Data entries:
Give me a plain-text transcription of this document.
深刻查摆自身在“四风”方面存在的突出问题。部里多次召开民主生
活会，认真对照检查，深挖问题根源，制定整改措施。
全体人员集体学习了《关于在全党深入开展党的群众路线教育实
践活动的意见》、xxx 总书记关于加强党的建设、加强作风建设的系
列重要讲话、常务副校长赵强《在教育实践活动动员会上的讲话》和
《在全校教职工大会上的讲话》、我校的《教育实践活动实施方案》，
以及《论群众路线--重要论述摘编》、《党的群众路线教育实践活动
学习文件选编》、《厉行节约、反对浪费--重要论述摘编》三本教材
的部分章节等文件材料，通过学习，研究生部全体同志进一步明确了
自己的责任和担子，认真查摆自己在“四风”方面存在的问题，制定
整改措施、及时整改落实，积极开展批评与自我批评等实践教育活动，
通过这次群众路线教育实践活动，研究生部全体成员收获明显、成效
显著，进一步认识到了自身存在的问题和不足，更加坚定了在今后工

* [Exercise description] Give the count of lines in the listing that hold the word "重要论述摘编", with no other text.

* [Solution for this problem] 2